Exercise prompt: Read the lines that follow and pick out every one containing the word "grey".

Dataset rows:
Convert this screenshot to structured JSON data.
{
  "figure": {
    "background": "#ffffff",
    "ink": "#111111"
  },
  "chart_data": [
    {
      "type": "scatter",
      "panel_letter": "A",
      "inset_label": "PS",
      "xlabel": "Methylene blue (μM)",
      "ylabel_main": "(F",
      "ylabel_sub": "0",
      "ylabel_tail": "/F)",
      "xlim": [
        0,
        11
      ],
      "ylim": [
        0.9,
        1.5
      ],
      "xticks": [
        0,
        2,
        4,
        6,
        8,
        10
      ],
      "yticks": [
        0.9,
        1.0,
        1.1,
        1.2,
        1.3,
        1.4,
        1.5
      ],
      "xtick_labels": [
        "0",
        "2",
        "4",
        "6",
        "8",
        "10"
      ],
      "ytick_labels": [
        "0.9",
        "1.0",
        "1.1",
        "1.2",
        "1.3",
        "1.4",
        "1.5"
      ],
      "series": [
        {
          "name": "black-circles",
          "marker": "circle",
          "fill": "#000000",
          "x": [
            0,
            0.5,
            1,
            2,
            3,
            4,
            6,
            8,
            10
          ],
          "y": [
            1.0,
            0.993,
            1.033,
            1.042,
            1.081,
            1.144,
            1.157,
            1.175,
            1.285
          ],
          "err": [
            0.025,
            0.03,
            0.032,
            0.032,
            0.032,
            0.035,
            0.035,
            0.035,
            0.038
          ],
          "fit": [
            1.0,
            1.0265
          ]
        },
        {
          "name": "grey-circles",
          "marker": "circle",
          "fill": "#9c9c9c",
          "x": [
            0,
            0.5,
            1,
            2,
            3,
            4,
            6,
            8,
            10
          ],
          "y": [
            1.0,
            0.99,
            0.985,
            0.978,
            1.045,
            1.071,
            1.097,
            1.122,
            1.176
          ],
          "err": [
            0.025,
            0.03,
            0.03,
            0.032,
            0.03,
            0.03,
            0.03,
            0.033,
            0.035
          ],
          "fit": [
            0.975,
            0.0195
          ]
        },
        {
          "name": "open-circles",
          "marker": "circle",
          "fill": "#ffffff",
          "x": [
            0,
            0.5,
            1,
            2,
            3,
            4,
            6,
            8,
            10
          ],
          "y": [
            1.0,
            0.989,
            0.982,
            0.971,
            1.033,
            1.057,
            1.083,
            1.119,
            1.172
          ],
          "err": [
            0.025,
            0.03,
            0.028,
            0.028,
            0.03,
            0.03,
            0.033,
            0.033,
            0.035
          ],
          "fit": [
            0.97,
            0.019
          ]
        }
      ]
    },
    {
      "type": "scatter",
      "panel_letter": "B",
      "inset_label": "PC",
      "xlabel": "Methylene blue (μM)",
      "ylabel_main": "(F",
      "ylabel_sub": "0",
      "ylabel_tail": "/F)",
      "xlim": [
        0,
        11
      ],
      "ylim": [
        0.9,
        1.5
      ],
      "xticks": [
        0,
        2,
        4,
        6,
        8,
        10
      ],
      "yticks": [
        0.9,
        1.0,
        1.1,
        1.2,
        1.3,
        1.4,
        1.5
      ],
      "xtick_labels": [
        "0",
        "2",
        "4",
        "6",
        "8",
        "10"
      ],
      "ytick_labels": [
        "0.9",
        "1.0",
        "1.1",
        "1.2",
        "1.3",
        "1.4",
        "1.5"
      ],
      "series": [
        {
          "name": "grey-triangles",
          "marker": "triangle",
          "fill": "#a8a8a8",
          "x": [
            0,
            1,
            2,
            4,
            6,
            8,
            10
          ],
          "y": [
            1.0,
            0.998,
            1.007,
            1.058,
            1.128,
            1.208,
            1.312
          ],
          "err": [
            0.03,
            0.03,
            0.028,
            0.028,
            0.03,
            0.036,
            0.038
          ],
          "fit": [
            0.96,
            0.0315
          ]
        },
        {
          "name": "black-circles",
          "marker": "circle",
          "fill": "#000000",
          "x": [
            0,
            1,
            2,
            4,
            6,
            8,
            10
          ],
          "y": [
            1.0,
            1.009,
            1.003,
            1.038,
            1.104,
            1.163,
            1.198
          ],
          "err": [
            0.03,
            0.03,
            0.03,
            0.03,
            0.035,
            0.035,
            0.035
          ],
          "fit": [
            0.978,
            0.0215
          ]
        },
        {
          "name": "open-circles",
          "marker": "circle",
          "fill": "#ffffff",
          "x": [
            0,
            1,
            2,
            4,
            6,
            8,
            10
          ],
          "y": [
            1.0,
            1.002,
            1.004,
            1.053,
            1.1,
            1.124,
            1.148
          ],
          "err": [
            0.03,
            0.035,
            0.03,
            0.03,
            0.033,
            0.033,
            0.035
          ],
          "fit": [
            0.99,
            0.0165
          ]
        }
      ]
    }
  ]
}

Written answer:
          "name": "grey-circles",
          "name": "grey-triangles",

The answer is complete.